BEGIN Given entries
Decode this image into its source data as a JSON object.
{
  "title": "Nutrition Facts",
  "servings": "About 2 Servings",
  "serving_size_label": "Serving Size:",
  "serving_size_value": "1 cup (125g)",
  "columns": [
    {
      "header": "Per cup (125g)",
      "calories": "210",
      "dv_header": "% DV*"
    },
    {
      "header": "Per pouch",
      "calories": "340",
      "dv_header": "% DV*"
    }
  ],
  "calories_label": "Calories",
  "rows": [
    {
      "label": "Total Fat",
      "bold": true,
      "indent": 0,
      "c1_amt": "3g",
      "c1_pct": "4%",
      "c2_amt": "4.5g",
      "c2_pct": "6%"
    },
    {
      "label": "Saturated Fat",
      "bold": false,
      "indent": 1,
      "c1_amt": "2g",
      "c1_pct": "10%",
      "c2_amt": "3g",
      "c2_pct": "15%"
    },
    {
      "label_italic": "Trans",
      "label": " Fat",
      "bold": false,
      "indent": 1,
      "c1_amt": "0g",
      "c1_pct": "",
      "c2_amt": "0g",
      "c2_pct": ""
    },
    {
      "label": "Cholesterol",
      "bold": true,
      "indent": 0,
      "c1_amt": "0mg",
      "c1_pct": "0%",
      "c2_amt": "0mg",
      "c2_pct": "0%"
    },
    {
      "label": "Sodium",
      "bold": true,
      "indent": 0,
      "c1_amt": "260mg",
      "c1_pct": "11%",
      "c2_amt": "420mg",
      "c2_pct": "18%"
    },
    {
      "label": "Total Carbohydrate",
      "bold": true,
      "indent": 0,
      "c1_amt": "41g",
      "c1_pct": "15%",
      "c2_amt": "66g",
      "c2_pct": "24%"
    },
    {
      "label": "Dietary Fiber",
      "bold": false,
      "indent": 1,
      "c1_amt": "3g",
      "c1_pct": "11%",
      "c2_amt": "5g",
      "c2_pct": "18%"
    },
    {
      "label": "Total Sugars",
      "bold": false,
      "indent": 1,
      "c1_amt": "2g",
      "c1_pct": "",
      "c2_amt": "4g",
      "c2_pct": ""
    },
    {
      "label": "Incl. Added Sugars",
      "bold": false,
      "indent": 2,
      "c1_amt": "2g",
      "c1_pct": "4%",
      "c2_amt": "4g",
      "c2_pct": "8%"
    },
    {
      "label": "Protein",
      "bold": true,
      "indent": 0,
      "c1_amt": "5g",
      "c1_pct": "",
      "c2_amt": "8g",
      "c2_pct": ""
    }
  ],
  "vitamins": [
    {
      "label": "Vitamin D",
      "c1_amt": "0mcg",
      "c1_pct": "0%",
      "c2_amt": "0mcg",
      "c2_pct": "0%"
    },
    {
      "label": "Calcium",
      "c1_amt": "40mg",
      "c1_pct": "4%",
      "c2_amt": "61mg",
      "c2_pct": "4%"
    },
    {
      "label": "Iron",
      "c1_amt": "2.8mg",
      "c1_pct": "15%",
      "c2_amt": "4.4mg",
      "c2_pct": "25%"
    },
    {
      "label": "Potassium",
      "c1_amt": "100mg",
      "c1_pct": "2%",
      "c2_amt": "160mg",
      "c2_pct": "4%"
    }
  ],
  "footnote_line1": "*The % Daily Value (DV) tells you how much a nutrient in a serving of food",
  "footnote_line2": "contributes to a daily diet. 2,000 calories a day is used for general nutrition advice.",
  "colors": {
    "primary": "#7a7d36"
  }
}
END Given entries
**Exercise directions**: Transcribe the data in full, keeping every detail.

**Answer for this exercise**:
Decode this image into its source data as a JSON object.
{
  "title": "Nutrition Facts",
  "servings": "About 2 Servings",
  "serving_size_label": "Serving Size:",
  "serving_size_value": "1 cup (125g)",
  "columns": [
    {
      "header": "Per cup (125g)",
      "calories": "210",
      "dv_header": "% DV*"
    },
    {
      "header": "Per pouch",
      "calories": "340",
      "dv_header": "% DV*"
    }
  ],
  "calories_label": "Calories",
  "rows": [
    {
      "label": "Total Fat",
      "bold": true,
      "indent": 0,
      "c1_amt": "3g",
      "c1_pct": "4%",
      "c2_amt": "4.5g",
      "c2_pct": "6%"
    },
    {
      "label": "Saturated Fat",
      "bold": false,
      "indent": 1,
      "c1_amt": "2g",
      "c1_pct": "10%",
      "c2_amt": "3g",
      "c2_pct": "15%"
    },
    {
      "label_italic": "Trans",
      "label": " Fat",
      "bold": false,
      "indent": 1,
      "c1_amt": "0g",
      "c1_pct": "",
      "c2_amt": "0g",
      "c2_pct": ""
    },
    {
      "label": "Cholesterol",
      "bold": true,
      "indent": 0,
      "c1_amt": "0mg",
      "c1_pct": "0%",
      "c2_amt": "0mg",
      "c2_pct": "0%"
    },
    {
      "label": "Sodium",
      "bold": true,
      "indent": 0,
      "c1_amt": "260mg",
      "c1_pct": "11%",
      "c2_amt": "420mg",
      "c2_pct": "18%"
    },
    {
      "label": "Total Carbohydrate",
      "bold": true,
      "indent": 0,
      "c1_amt": "41g",
      "c1_pct": "15%",
      "c2_amt": "66g",
      "c2_pct": "24%"
    },
    {
      "label": "Dietary Fiber",
      "bold": false,
      "indent": 1,
      "c1_amt": "3g",
      "c1_pct": "11%",
      "c2_amt": "5g",
      "c2_pct": "18%"
    },
    {
      "label": "Total Sugars",
      "bold": false,
      "indent": 1,
      "c1_amt": "2g",
      "c1_pct": "",
      "c2_amt": "4g",
      "c2_pct": ""
    },
    {
      "label": "Incl. Added Sugars",
      "bold": false,
      "indent": 2,
      "c1_amt": "2g",
      "c1_pct": "4%",
      "c2_amt": "4g",
      "c2_pct": "8%"
    },
    {
      "label": "Protein",
      "bold": true,
      "indent": 0,
      "c1_amt": "5g",
      "c1_pct": "",
      "c2_amt": "8g",
      "c2_pct": ""
    }
  ],
  "vitamins": [
    {
      "label": "Vitamin D",
      "c1_amt": "0mcg",
      "c1_pct": "0%",
      "c2_amt": "0mcg",
      "c2_pct": "0%"
    },
    {
      "label": "Calcium",
      "c1_amt": "40mg",
      "c1_pct": "4%",
      "c2_amt": "61mg",
      "c2_pct": "4%"
    },
    {
      "label": "Iron",
      "c1_amt": "2.8mg",
      "c1_pct": "15%",
      "c2_amt": "4.4mg",
      "c2_pct": "25%"
    },
    {
      "label": "Potassium",
      "c1_amt": "100mg",
      "c1_pct": "2%",
      "c2_amt": "160mg",
      "c2_pct": "4%"
    }
  ],
  "footnote_line1": "*The % Daily Value (DV) tells you how much a nutrient in a serving of food",
  "footnote_line2": "contributes to a daily diet. 2,000 calories a day is used for general nutrition advice.",
  "colors": {
    "primary": "#7a7d36"
  }
}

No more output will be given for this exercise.